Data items
========
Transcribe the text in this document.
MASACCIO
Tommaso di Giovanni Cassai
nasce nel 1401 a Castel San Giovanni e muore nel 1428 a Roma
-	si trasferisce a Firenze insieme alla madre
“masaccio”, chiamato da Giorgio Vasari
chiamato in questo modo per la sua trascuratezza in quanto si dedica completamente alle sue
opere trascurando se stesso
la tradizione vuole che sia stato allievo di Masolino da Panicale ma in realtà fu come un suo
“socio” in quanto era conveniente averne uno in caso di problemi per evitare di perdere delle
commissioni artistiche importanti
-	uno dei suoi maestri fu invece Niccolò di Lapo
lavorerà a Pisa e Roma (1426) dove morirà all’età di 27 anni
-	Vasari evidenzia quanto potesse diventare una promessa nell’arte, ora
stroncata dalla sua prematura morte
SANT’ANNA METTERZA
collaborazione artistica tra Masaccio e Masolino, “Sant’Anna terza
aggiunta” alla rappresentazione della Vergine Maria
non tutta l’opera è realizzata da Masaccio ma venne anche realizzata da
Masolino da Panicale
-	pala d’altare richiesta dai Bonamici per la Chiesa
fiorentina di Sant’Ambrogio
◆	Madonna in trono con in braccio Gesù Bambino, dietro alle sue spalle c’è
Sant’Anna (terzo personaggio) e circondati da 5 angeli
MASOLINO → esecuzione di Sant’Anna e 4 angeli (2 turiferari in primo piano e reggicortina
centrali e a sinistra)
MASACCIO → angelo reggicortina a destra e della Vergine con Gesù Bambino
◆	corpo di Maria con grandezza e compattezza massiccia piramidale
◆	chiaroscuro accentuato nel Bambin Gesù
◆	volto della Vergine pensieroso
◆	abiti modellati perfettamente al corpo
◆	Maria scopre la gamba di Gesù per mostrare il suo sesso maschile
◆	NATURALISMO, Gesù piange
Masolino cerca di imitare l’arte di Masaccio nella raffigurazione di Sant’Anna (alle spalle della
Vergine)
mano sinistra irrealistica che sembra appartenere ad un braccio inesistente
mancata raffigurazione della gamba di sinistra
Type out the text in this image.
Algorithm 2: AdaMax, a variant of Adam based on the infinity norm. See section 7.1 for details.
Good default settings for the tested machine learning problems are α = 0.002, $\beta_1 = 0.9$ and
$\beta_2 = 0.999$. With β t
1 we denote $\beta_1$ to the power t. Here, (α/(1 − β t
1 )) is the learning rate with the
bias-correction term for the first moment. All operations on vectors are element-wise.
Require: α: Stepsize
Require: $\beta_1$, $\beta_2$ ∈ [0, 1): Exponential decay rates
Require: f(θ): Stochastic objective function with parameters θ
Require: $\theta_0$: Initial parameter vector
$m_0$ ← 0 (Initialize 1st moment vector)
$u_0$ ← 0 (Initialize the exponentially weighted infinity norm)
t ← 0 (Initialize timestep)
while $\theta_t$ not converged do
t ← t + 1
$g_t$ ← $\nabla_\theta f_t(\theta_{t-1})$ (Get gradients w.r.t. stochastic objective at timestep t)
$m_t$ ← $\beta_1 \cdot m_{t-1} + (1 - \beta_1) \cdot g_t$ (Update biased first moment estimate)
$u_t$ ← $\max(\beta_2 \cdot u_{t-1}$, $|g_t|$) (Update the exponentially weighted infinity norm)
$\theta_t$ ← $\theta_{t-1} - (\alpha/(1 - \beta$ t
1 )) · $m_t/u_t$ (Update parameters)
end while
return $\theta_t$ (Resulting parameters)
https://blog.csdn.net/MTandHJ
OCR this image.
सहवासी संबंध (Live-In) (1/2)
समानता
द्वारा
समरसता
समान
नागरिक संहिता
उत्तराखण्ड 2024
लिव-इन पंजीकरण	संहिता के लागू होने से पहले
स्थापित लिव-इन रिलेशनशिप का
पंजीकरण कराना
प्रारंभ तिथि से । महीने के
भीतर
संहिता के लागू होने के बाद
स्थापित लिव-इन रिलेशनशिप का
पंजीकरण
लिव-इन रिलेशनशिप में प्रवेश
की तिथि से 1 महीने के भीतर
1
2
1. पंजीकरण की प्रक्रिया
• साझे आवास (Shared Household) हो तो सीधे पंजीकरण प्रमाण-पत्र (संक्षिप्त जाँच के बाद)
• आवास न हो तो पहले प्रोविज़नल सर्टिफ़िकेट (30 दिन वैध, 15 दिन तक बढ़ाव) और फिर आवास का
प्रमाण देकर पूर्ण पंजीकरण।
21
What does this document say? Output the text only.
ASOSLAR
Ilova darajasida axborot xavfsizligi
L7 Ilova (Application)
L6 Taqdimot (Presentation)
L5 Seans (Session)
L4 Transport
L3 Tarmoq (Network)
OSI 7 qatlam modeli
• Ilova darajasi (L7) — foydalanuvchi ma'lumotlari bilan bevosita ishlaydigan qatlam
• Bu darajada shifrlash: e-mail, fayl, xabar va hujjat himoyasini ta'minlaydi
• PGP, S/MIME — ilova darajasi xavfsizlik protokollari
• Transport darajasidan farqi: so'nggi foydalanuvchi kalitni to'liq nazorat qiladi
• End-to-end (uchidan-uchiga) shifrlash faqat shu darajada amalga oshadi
========
Type out the whole listing above again, exactly as it stands.

Transcribe the text in this document.
MASACCIO
Tommaso di Giovanni Cassai
nasce nel 1401 a Castel San Giovanni e muore nel 1428 a Roma
-	si trasferisce a Firenze insieme alla madre
“masaccio”, chiamato da Giorgio Vasari
chiamato in questo modo per la sua trascuratezza in quanto si dedica completamente alle sue
opere trascurando se stesso
la tradizione vuole che sia stato allievo di Masolino da Panicale ma in realtà fu come un suo
“socio” in quanto era conveniente averne uno in caso di problemi per evitare di perdere delle
commissioni artistiche importanti
-	uno dei suoi maestri fu invece Niccolò di Lapo
lavorerà a Pisa e Roma (1426) dove morirà all’età di 27 anni
-	Vasari evidenzia quanto potesse diventare una promessa nell’arte, ora
stroncata dalla sua prematura morte
SANT’ANNA METTERZA
collaborazione artistica tra Masaccio e Masolino, “Sant’Anna terza
aggiunta” alla rappresentazione della Vergine Maria
non tutta l’opera è realizzata da Masaccio ma venne anche realizzata da
Masolino da Panicale
-	pala d’altare richiesta dai Bonamici per la Chiesa
fiorentina di Sant’Ambrogio
◆	Madonna in trono con in braccio Gesù Bambino, dietro alle sue spalle c’è
Sant’Anna (terzo personaggio) e circondati da 5 angeli
MASOLINO → esecuzione di Sant’Anna e 4 angeli (2 turiferari in primo piano e reggicortina
centrali e a sinistra)
MASACCIO → angelo reggicortina a destra e della Vergine con Gesù Bambino
◆	corpo di Maria con grandezza e compattezza massiccia piramidale
◆	chiaroscuro accentuato nel Bambin Gesù
◆	volto della Vergine pensieroso
◆	abiti modellati perfettamente al corpo
◆	Maria scopre la gamba di Gesù per mostrare il suo sesso maschile
◆	NATURALISMO, Gesù piange
Masolino cerca di imitare l’arte di Masaccio nella raffigurazione di Sant’Anna (alle spalle della
Vergine)
mano sinistra irrealistica che sembra appartenere ad un braccio inesistente
mancata raffigurazione della gamba di sinistra
Type out the text in this image.
Algorithm 2: AdaMax, a variant of Adam based on the infinity norm. See section 7.1 for details.
Good default settings for the tested machine learning problems are α = 0.002, $\beta_1 = 0.9$ and
$\beta_2 = 0.999$. With β t
1 we denote $\beta_1$ to the power t. Here, (α/(1 − β t
1 )) is the learning rate with the
bias-correction term for the first moment. All operations on vectors are element-wise.
Require: α: Stepsize
Require: $\beta_1$, $\beta_2$ ∈ [0, 1): Exponential decay rates
Require: f(θ): Stochastic objective function with parameters θ
Require: $\theta_0$: Initial parameter vector
$m_0$ ← 0 (Initialize 1st moment vector)
$u_0$ ← 0 (Initialize the exponentially weighted infinity norm)
t ← 0 (Initialize timestep)
while $\theta_t$ not converged do
t ← t + 1
$g_t$ ← $\nabla_\theta f_t(\theta_{t-1})$ (Get gradients w.r.t. stochastic objective at timestep t)
$m_t$ ← $\beta_1 \cdot m_{t-1} + (1 - \beta_1) \cdot g_t$ (Update biased first moment estimate)
$u_t$ ← $\max(\beta_2 \cdot u_{t-1}$, $|g_t|$) (Update the exponentially weighted infinity norm)
$\theta_t$ ← $\theta_{t-1} - (\alpha/(1 - \beta$ t
1 )) · $m_t/u_t$ (Update parameters)
end while
return $\theta_t$ (Resulting parameters)
https://blog.csdn.net/MTandHJ
OCR this image.
सहवासी संबंध (Live-In) (1/2)
समानता
द्वारा
समरसता
समान
नागरिक संहिता
उत्तराखण्ड 2024
लिव-इन पंजीकरण	संहिता के लागू होने से पहले
स्थापित लिव-इन रिलेशनशिप का
पंजीकरण कराना
प्रारंभ तिथि से । महीने के
भीतर
संहिता के लागू होने के बाद
स्थापित लिव-इन रिलेशनशिप का
पंजीकरण
लिव-इन रिलेशनशिप में प्रवेश
की तिथि से 1 महीने के भीतर
1
2
1. पंजीकरण की प्रक्रिया
• साझे आवास (Shared Household) हो तो सीधे पंजीकरण प्रमाण-पत्र (संक्षिप्त जाँच के बाद)
• आवास न हो तो पहले प्रोविज़नल सर्टिफ़िकेट (30 दिन वैध, 15 दिन तक बढ़ाव) और फिर आवास का
प्रमाण देकर पूर्ण पंजीकरण।
21
What does this document say? Output the text only.
ASOSLAR
Ilova darajasida axborot xavfsizligi
L7 Ilova (Application)
L6 Taqdimot (Presentation)
L5 Seans (Session)
L4 Transport
L3 Tarmoq (Network)
OSI 7 qatlam modeli
• Ilova darajasi (L7) — foydalanuvchi ma'lumotlari bilan bevosita ishlaydigan qatlam
• Bu darajada shifrlash: e-mail, fayl, xabar va hujjat himoyasini ta'minlaydi
• PGP, S/MIME — ilova darajasi xavfsizlik protokollari
• Transport darajasidan farqi: so'nggi foydalanuvchi kalitni to'liq nazorat qiladi
• End-to-end (uchidan-uchiga) shifrlash faqat shu darajada amalga oshadi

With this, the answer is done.